● What to produce: Return the whole listing, line for line, without the pictures in it.
BEGIN Available records
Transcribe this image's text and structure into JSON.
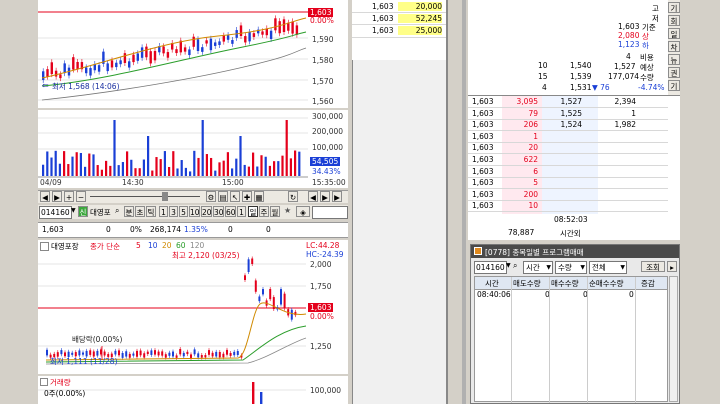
{
  "chart1": {
    "price_tag": "1,603",
    "pct_tag": "0.00%",
    "yticks": [
      "1,590",
      "1,580",
      "1,570",
      "1,560"
    ],
    "low_label": "최저 1,568 (14:06)"
  },
  "volume1": {
    "yticks": [
      "300,000",
      "200,000",
      "100,000"
    ],
    "vol_tag": "54,505",
    "pct_tag": "34.43%"
  },
  "time_axis": [
    "04/09",
    "14:30",
    "15:00",
    "15:35:00"
  ],
  "toolbar2": {
    "code": "014160",
    "mode_btn": "신",
    "name": "대영포",
    "period_btns": [
      "분",
      "초",
      "틱",
      "1",
      "3",
      "5",
      "10",
      "20",
      "30",
      "60",
      "1",
      "일",
      "주",
      "월"
    ],
    "star": "★"
  },
  "quote_row": {
    "price": "1,603",
    "change": "0",
    "rate": "0%",
    "volume": "268,174",
    "ratio": "1.35%",
    "v1": "0",
    "v2": "0"
  },
  "chart2": {
    "title": "대영포장",
    "legend_prefix": "종가 단순",
    "ma_periods": [
      "5",
      "10",
      "20",
      "60",
      "120"
    ],
    "high_label": "최고 2,120 (03/25)",
    "lc_label": "LC:44.28",
    "hc_label": "HC:-24.39",
    "price_tag": "1,603",
    "pct_tag": "0.00%",
    "yticks": [
      "2,000",
      "1,750",
      "1,250"
    ],
    "dividend_label": "배당락(0.00%)",
    "low_label": "최저 1,111 (11/28)",
    "volume_title": "거래량",
    "volume_sub": "0주(0.00%)",
    "volume_tick": "100,000"
  },
  "orderbook_top": {
    "rows": [
      {
        "price": "1,603",
        "qty": "20,000"
      },
      {
        "price": "1,603",
        "qty": "52,245"
      },
      {
        "price": "1,603",
        "qty": "25,000"
      }
    ]
  },
  "ask_side": {
    "rows": [
      {
        "cnt": "10",
        "price": "1,540"
      },
      {
        "cnt": "15",
        "price": "1,539"
      },
      {
        "cnt": "4",
        "price": "1,531"
      }
    ]
  },
  "expected_info": {
    "top_chars": [
      "고",
      "저",
      "기준"
    ],
    "vals": [
      "1,603",
      "2,080",
      "1,123"
    ],
    "vals_suffix": [
      "기준",
      "상",
      "하"
    ],
    "label_rows": [
      {
        "val": "4",
        "label": "비용"
      },
      {
        "val": "1,527",
        "label": "예상"
      },
      {
        "val": "177,074",
        "label": "수량"
      },
      {
        "val": "▼ 76",
        "label": "-4.74%"
      }
    ],
    "side_tabs": [
      "기",
      "회",
      "일",
      "차",
      "뉴",
      "권",
      "기"
    ]
  },
  "bid_side": {
    "rows": [
      {
        "price": "1,603",
        "qty": "3,095",
        "p2": "1,527",
        "q2": "2,394"
      },
      {
        "price": "1,603",
        "qty": "79",
        "p2": "1,525",
        "q2": "1"
      },
      {
        "price": "1,603",
        "qty": "206",
        "p2": "1,524",
        "q2": "1,982"
      },
      {
        "price": "1,603",
        "qty": "1",
        "p2": "",
        "q2": ""
      },
      {
        "price": "1,603",
        "qty": "20",
        "p2": "",
        "q2": ""
      },
      {
        "price": "1,603",
        "qty": "622",
        "p2": "",
        "q2": ""
      },
      {
        "price": "1,603",
        "qty": "6",
        "p2": "",
        "q2": ""
      },
      {
        "price": "1,603",
        "qty": "5",
        "p2": "",
        "q2": ""
      },
      {
        "price": "1,603",
        "qty": "200",
        "p2": "",
        "q2": ""
      },
      {
        "price": "1,603",
        "qty": "10",
        "p2": "",
        "q2": ""
      }
    ]
  },
  "summary": {
    "time": "08:52:03",
    "total": "78,887",
    "label": "시간외"
  },
  "program_window": {
    "title": "[0778] 종목일별 프로그램매매",
    "code": "014160",
    "sel_time": "시간",
    "sel_qty": "수량",
    "sel_all": "전체",
    "query_btn": "조회",
    "headers": [
      "시간",
      "매도수량",
      "매수수량",
      "순매수수량",
      "증감"
    ],
    "rows": [
      {
        "time": "08:40:06",
        "sell": "0",
        "buy": "0",
        "net": "0",
        "chg": ""
      }
    ]
  }
}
END Available records
● Problem solution:
Transcribe this image's text and structure into JSON.
{
  "chart1": {
    "price_tag": "1,603",
    "pct_tag": "0.00%",
    "yticks": [
      "1,590",
      "1,580",
      "1,570",
      "1,560"
    ],
    "low_label": "최저 1,568 (14:06)"
  },
  "volume1": {
    "yticks": [
      "300,000",
      "200,000",
      "100,000"
    ],
    "vol_tag": "54,505",
    "pct_tag": "34.43%"
  },
  "time_axis": [
    "04/09",
    "14:30",
    "15:00",
    "15:35:00"
  ],
  "toolbar2": {
    "code": "014160",
    "mode_btn": "신",
    "name": "대영포",
    "period_btns": [
      "분",
      "초",
      "틱",
      "1",
      "3",
      "5",
      "10",
      "20",
      "30",
      "60",
      "1",
      "일",
      "주",
      "월"
    ],
    "star": "★"
  },
  "quote_row": {
    "price": "1,603",
    "change": "0",
    "rate": "0%",
    "volume": "268,174",
    "ratio": "1.35%",
    "v1": "0",
    "v2": "0"
  },
  "chart2": {
    "title": "대영포장",
    "legend_prefix": "종가 단순",
    "ma_periods": [
      "5",
      "10",
      "20",
      "60",
      "120"
    ],
    "high_label": "최고 2,120 (03/25)",
    "lc_label": "LC:44.28",
    "hc_label": "HC:-24.39",
    "price_tag": "1,603",
    "pct_tag": "0.00%",
    "yticks": [
      "2,000",
      "1,750",
      "1,250"
    ],
    "dividend_label": "배당락(0.00%)",
    "low_label": "최저 1,111 (11/28)",
    "volume_title": "거래량",
    "volume_sub": "0주(0.00%)",
    "volume_tick": "100,000"
  },
  "orderbook_top": {
    "rows": [
      {
        "price": "1,603",
        "qty": "20,000"
      },
      {
        "price": "1,603",
        "qty": "52,245"
      },
      {
        "price": "1,603",
        "qty": "25,000"
      }
    ]
  },
  "ask_side": {
    "rows": [
      {
        "cnt": "10",
        "price": "1,540"
      },
      {
        "cnt": "15",
        "price": "1,539"
      },
      {
        "cnt": "4",
        "price": "1,531"
      }
    ]
  },
  "expected_info": {
    "top_chars": [
      "고",
      "저",
      "기준"
    ],
    "vals": [
      "1,603",
      "2,080",
      "1,123"
    ],
    "vals_suffix": [
      "기준",
      "상",
      "하"
    ],
    "label_rows": [
      {
        "val": "4",
        "label": "비용"
      },
      {
        "val": "1,527",
        "label": "예상"
      },
      {
        "val": "177,074",
        "label": "수량"
      },
      {
        "val": "▼ 76",
        "label": "-4.74%"
      }
    ],
    "side_tabs": [
      "기",
      "회",
      "일",
      "차",
      "뉴",
      "권",
      "기"
    ]
  },
  "bid_side": {
    "rows": [
      {
        "price": "1,603",
        "qty": "3,095",
        "p2": "1,527",
        "q2": "2,394"
      },
      {
        "price": "1,603",
        "qty": "79",
        "p2": "1,525",
        "q2": "1"
      },
      {
        "price": "1,603",
        "qty": "206",
        "p2": "1,524",
        "q2": "1,982"
      },
      {
        "price": "1,603",
        "qty": "1",
        "p2": "",
        "q2": ""
      },
      {
        "price": "1,603",
        "qty": "20",
        "p2": "",
        "q2": ""
      },
      {
        "price": "1,603",
        "qty": "622",
        "p2": "",
        "q2": ""
      },
      {
        "price": "1,603",
        "qty": "6",
        "p2": "",
        "q2": ""
      },
      {
        "price": "1,603",
        "qty": "5",
        "p2": "",
        "q2": ""
      },
      {
        "price": "1,603",
        "qty": "200",
        "p2": "",
        "q2": ""
      },
      {
        "price": "1,603",
        "qty": "10",
        "p2": "",
        "q2": ""
      }
    ]
  },
  "summary": {
    "time": "08:52:03",
    "total": "78,887",
    "label": "시간외"
  },
  "program_window": {
    "title": "[0778] 종목일별 프로그램매매",
    "code": "014160",
    "sel_time": "시간",
    "sel_qty": "수량",
    "sel_all": "전체",
    "query_btn": "조회",
    "headers": [
      "시간",
      "매도수량",
      "매수수량",
      "순매수수량",
      "증감"
    ],
    "rows": [
      {
        "time": "08:40:06",
        "sell": "0",
        "buy": "0",
        "net": "0",
        "chg": ""
      }
    ]
  }
}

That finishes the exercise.